Page excerpt:

3.   EFFECT OF SEVERANCE ON EMPLOYEE BENEFITS

     a.  Savings & Deferral Investment Plan (SDIP)
         On your Separation Date all Company contributions will be
         vested.  You should contact the SDIP Department in Toledo
         to discuss your payment options in late 1994.

     b.  Pension
         As an employee with vested rights in the Owens-Corning
         Retirement Plan, you will be entitled to a deferred benefit
         after your Separation Date, payable on or after age 55. 
         Your pension earnings for this purpose will not be
         increased by compensation paid pursuant to this agreement
         other than under paragraph 1(a).  We have estimated your
         lump sum pension amount as of your age 55 to be $1,124,643,
         based on 120% of the December 31, 1993 "PBGC" rate of
         4.25%.  We will guaranty at least that PBGC rate until your
         attainment of age 55.  
PAGE

         Only part of this benefit will be paid from the Retirement
         Plan.  The amount above government imposed limits will
         either be paid by the Company or has already been paid to
         you through the Pension Preservation Trust.  Of the
         $1,124,643 total amount, our current estimate is that about
         $550,000 would be payable outside of the Retirement Plan,
         less the pre-tax equivalent of all amounts which have
         previously been funded for you through the Pension
         Preservation Trust.  


4.   OTHER CONSIDERATIONS

     The Company will also provide you the following benefits:

     a.  If you should die between now and your attainment of age
         55, the normal survivor's benefit then in effect would be
         payable from the Retirement Plan.  The difference between
         $1,124,643 (less the pre-tax equivalent of PPT payment and
         the value of the survivor benefit) would be paid to your
         survivor in a lump sum.  

     b.  You have 17,000 stock options which were granted in August,
         1990; 17,000 stock options granted in June, 1991; 20,000
         stock options granted in June, 1992; and 20,000 stock
         options granted in June, 1993.  Prior to your Separation
         Date, the options will continue to vest under their normal
         three year vesting schedule.  All of your stock awards
         (subject to compliance with this agreement) will become
         fully vested on your Separation Date.  Any options not
         exercised before your Separation Date will be exercisable
         for three years thereafter.

         In addition, you were granted 3,600 restricted shares in
         August, 1990; 3,300 restricted shares in June, 1991; 3,000
         restricted shares in June, 1992; and 2,400 restricted
         shares in June, 1993.  The share award from 1990 will vest
         in August of 1994.  Any restrictions on the remaining
         shares will lapse on your Separation Date.

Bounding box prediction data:

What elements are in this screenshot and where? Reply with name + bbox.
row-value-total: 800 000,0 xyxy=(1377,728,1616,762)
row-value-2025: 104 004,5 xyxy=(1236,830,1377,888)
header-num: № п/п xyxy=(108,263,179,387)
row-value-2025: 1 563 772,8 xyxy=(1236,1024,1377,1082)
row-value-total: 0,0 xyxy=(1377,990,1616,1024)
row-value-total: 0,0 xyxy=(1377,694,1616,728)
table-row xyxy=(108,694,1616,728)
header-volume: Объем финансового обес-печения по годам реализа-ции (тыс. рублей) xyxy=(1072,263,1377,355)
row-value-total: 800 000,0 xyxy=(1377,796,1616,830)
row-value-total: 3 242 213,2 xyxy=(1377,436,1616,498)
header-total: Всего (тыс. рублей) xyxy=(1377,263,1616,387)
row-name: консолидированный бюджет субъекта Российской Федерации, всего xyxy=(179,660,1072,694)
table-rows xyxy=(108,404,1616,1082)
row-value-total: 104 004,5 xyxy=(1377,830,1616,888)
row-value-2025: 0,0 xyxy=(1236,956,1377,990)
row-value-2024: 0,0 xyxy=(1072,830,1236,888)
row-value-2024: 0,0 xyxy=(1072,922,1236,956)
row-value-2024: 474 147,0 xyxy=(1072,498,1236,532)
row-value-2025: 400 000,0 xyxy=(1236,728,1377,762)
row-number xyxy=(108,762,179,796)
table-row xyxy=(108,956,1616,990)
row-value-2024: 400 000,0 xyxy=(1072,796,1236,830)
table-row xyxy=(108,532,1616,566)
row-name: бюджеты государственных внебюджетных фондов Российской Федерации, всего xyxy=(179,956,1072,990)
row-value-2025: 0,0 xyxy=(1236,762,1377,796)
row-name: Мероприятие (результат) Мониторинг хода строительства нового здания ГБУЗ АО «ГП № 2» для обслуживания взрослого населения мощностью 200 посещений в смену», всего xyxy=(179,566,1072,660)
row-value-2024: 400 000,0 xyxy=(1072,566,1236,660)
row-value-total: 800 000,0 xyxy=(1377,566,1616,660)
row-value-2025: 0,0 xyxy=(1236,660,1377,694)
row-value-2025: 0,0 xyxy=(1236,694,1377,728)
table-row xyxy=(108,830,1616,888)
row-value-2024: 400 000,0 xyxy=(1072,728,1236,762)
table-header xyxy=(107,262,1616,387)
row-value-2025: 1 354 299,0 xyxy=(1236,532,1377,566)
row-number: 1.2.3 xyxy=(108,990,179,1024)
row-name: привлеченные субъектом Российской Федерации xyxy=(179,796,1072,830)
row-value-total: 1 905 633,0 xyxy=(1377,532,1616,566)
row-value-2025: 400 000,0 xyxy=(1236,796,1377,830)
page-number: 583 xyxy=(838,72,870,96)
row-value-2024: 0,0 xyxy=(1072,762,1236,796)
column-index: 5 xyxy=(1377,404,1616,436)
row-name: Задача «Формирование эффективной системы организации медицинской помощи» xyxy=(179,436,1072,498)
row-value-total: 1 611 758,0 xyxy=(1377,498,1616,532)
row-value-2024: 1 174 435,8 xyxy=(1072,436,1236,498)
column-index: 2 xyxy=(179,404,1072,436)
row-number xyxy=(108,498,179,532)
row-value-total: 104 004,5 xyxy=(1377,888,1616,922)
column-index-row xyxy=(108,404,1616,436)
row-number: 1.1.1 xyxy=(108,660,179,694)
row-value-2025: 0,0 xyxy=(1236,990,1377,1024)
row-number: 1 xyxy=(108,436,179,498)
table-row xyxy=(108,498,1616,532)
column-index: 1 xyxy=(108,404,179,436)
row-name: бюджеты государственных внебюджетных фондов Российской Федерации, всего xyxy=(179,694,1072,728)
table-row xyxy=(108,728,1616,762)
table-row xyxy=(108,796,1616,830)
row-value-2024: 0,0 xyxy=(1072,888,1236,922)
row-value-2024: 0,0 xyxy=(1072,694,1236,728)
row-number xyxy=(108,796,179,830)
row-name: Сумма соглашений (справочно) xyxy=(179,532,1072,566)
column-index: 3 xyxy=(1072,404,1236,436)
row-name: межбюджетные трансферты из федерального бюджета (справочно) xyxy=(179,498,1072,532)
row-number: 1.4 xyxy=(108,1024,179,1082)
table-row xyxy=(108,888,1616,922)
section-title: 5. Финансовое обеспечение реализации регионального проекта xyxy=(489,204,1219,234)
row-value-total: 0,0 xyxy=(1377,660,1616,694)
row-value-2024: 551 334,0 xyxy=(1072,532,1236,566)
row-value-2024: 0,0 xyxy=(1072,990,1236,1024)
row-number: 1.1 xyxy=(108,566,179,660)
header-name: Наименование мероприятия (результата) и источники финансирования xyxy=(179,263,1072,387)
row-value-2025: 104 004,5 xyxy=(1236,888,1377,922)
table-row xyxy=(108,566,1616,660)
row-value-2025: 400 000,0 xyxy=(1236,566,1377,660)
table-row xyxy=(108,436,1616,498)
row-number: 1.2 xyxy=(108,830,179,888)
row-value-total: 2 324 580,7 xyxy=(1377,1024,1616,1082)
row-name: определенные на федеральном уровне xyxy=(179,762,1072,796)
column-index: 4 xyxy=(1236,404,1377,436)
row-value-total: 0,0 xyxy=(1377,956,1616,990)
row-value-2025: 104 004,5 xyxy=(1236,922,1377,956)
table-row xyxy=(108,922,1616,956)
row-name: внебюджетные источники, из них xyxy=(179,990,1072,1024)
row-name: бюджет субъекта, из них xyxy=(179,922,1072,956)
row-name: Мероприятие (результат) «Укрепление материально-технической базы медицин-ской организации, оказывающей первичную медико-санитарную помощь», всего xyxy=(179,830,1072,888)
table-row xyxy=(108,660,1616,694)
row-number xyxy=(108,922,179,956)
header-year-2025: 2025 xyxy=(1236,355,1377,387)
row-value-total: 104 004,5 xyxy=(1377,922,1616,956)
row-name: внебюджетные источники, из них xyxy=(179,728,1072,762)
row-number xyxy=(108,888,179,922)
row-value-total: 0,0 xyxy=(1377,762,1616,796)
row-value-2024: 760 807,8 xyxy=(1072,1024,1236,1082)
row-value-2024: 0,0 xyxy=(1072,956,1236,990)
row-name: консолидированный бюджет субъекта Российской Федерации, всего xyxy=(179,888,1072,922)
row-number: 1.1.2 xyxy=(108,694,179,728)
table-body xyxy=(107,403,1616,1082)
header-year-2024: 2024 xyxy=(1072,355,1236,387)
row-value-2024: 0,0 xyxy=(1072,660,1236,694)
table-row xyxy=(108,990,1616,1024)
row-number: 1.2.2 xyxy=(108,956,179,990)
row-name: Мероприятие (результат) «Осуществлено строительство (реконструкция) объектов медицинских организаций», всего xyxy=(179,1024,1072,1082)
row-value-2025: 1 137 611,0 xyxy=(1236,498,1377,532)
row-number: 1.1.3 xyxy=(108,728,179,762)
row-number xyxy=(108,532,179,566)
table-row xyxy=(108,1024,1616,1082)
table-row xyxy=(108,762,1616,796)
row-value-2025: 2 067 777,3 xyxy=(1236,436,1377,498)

Exercise instructions: For each statement below, say yes or no to whether it agrees with the severance excerpt, and quote the deciding words from the excerpt. 1. Options not exercised before the Separation Date can still be exercised for three years afterward. 2. The deferred pension benefit is payable on or after age 60. 3. The 1990 restricted share award will vest in June of 1994.

Result:
1. Yes: "Any options not exercised before your Separation Date will be exercisable for three years thereafter."
2. No: "payable on or after age 55."
3. No: "The share award from 1990 will vest in August of 1994."